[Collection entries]
------------------------------------------------
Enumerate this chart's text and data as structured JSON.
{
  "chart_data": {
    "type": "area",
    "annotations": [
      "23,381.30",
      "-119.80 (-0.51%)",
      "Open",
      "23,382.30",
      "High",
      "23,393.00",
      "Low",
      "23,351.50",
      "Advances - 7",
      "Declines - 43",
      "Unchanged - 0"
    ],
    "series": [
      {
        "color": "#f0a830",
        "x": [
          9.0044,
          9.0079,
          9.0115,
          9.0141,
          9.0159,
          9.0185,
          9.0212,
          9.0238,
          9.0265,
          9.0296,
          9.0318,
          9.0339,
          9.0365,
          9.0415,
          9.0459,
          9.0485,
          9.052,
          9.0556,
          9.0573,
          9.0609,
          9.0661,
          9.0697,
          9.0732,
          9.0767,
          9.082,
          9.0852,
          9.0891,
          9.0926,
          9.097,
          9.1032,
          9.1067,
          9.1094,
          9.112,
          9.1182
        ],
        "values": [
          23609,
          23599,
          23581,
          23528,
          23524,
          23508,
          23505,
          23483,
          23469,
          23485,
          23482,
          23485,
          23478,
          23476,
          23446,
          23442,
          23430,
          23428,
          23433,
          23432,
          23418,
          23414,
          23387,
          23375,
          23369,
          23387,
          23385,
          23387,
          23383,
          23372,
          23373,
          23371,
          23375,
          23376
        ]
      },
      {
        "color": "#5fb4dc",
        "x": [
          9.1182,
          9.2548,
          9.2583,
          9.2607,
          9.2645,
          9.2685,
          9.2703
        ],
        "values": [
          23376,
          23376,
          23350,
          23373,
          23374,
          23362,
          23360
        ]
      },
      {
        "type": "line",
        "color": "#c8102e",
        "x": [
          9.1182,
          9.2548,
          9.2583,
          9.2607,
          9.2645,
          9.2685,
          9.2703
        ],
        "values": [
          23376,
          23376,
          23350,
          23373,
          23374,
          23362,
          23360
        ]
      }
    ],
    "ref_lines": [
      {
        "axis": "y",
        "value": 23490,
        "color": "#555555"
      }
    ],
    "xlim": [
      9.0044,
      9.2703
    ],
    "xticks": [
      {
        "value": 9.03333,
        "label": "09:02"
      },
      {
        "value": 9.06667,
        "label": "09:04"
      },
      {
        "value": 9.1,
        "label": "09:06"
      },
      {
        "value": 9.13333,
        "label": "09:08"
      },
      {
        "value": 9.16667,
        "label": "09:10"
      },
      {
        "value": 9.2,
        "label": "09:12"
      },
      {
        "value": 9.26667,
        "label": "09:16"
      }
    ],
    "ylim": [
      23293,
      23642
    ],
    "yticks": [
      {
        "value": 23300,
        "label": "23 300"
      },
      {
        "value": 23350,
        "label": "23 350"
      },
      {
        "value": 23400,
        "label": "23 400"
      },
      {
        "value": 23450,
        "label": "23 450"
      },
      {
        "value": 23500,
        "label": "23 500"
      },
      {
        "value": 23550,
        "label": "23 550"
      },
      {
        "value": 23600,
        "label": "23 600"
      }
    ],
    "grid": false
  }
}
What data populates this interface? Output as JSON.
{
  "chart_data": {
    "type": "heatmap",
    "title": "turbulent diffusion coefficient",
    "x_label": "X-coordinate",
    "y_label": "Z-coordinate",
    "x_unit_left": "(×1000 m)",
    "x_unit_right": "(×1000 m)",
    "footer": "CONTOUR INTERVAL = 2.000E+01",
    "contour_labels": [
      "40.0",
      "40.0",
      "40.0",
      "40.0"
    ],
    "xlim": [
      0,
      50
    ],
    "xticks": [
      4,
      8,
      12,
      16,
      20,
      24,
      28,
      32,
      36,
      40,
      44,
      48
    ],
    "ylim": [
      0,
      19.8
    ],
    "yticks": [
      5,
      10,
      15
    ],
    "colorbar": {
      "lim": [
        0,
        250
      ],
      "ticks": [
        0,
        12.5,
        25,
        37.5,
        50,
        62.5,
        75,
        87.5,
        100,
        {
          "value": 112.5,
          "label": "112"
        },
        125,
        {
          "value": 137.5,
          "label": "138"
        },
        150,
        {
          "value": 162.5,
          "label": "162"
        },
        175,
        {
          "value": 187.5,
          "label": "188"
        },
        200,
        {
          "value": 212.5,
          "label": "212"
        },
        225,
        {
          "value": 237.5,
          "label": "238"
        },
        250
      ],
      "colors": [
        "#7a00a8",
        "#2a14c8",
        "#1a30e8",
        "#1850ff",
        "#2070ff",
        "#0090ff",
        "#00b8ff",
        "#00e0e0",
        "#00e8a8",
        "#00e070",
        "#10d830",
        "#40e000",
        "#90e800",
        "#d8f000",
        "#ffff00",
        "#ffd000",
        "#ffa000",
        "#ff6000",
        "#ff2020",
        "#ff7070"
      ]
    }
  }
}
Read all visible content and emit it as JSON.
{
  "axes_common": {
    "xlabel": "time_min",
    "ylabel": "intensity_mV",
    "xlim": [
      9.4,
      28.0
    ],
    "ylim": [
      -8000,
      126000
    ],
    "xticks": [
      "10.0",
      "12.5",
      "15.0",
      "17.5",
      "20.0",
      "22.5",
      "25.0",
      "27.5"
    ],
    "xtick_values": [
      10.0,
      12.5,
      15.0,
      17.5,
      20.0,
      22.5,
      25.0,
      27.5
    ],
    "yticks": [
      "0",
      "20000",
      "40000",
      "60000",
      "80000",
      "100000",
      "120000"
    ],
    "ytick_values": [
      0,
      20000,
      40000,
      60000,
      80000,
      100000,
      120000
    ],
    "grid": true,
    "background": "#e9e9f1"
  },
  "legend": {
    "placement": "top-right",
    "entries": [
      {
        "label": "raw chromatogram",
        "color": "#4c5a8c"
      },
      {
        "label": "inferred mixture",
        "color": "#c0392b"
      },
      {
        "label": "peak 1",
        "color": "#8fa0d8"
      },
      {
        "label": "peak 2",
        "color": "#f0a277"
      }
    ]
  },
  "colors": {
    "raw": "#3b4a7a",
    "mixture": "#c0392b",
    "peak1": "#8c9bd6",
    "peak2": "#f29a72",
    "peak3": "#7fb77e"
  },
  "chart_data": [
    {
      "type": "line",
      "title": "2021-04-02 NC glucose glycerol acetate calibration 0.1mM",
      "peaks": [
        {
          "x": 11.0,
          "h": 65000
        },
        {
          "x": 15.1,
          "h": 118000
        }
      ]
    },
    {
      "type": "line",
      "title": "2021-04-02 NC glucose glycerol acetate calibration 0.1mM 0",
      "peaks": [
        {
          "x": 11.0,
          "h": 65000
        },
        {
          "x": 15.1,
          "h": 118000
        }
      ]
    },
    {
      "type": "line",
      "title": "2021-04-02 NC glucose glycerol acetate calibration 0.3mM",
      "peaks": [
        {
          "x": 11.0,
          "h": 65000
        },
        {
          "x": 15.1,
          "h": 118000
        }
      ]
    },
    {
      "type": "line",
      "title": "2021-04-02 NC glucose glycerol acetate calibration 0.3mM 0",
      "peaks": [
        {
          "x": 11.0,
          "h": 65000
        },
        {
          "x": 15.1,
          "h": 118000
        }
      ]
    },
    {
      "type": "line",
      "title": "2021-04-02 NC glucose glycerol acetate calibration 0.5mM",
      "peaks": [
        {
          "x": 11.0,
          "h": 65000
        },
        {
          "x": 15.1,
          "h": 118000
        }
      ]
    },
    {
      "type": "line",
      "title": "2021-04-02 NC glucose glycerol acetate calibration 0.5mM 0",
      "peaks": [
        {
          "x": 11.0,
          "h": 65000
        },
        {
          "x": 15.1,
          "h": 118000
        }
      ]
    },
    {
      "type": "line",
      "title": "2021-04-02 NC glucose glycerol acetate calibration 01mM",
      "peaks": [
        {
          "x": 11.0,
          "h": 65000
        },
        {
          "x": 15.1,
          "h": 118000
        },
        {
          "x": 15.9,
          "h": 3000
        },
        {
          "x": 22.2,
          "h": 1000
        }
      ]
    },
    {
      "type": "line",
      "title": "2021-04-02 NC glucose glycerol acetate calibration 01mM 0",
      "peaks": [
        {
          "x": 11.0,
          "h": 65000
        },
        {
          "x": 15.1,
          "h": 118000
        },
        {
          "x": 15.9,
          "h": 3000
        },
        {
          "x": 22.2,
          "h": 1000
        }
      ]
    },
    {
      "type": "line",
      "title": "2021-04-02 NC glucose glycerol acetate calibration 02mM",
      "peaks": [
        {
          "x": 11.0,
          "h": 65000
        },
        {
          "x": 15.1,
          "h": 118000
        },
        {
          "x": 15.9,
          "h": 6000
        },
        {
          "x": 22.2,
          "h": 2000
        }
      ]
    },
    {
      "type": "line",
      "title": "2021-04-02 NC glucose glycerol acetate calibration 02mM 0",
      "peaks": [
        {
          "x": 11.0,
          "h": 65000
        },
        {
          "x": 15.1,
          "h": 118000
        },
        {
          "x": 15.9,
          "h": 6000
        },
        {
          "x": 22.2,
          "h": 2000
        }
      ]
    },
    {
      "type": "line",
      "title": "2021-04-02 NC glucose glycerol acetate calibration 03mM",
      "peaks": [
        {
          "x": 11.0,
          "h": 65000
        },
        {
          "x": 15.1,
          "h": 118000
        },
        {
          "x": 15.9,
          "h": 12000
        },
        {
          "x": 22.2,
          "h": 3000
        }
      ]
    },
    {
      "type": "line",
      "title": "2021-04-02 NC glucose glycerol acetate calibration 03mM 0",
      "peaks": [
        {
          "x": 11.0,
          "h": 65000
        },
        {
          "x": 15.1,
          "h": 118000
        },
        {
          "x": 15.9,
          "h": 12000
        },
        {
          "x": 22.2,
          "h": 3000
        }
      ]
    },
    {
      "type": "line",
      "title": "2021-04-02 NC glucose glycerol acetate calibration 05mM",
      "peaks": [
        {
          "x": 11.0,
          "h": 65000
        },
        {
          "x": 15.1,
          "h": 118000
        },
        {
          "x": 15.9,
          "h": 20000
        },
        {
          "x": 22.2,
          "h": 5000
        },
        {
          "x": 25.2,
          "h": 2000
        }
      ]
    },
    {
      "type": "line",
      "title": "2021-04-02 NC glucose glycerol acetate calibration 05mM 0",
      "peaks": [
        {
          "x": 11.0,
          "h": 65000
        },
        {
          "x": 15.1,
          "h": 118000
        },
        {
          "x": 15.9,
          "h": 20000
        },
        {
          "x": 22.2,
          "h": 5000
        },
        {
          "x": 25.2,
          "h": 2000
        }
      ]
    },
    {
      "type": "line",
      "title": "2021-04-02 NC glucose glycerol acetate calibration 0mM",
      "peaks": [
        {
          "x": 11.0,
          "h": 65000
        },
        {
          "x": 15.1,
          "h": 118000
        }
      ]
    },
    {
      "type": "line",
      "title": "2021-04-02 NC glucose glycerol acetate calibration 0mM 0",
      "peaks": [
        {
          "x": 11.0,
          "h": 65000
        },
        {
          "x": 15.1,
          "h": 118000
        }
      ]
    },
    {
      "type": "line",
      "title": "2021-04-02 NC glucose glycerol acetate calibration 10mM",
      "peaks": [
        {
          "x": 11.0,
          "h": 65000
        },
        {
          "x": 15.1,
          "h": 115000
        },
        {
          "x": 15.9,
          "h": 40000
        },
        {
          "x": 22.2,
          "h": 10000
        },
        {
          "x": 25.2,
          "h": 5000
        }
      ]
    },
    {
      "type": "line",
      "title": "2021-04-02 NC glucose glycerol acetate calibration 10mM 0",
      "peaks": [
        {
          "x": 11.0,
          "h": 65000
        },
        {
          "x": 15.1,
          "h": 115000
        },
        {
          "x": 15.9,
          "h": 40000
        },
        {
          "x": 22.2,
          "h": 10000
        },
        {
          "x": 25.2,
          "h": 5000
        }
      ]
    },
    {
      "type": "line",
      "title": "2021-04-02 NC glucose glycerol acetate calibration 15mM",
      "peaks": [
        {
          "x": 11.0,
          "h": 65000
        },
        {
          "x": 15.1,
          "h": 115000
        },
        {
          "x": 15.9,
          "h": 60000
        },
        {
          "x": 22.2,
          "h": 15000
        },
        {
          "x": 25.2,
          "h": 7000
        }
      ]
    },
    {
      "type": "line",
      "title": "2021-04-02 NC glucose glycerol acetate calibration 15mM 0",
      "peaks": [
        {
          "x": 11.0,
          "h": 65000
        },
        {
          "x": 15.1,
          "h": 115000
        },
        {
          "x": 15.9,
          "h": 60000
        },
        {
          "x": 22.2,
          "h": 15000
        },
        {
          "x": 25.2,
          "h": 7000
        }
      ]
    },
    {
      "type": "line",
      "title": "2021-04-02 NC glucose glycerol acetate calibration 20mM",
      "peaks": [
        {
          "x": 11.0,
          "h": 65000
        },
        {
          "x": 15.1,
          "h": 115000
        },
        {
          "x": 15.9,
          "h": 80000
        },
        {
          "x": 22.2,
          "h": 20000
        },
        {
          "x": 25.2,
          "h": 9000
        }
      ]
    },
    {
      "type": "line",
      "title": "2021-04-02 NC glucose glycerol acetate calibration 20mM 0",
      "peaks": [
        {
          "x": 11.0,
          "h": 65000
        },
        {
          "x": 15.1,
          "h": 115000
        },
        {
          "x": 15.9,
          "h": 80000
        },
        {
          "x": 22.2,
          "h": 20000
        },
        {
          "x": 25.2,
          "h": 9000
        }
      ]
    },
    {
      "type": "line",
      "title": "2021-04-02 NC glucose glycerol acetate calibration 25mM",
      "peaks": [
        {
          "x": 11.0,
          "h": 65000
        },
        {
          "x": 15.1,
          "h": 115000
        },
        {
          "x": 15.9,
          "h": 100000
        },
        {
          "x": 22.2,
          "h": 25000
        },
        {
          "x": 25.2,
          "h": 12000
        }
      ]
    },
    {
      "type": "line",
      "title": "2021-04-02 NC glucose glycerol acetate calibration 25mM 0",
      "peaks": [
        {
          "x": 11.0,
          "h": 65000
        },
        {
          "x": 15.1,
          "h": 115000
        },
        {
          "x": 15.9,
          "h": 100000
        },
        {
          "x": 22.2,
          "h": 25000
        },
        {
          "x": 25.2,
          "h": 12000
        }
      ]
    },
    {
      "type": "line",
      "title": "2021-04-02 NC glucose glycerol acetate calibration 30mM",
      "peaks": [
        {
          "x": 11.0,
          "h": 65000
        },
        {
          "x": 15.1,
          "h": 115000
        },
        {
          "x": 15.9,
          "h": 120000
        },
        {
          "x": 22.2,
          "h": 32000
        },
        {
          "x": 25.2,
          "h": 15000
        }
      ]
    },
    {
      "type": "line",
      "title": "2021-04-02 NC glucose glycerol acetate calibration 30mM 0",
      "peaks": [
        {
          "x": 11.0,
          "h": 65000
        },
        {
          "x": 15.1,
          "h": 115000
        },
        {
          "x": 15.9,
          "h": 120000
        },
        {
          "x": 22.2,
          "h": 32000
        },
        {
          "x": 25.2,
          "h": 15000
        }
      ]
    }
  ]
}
------------------------------------------------
• _What is expected_
In the data above, tally the lines holding "this" and answer with the figure only.

• _Written answer_
2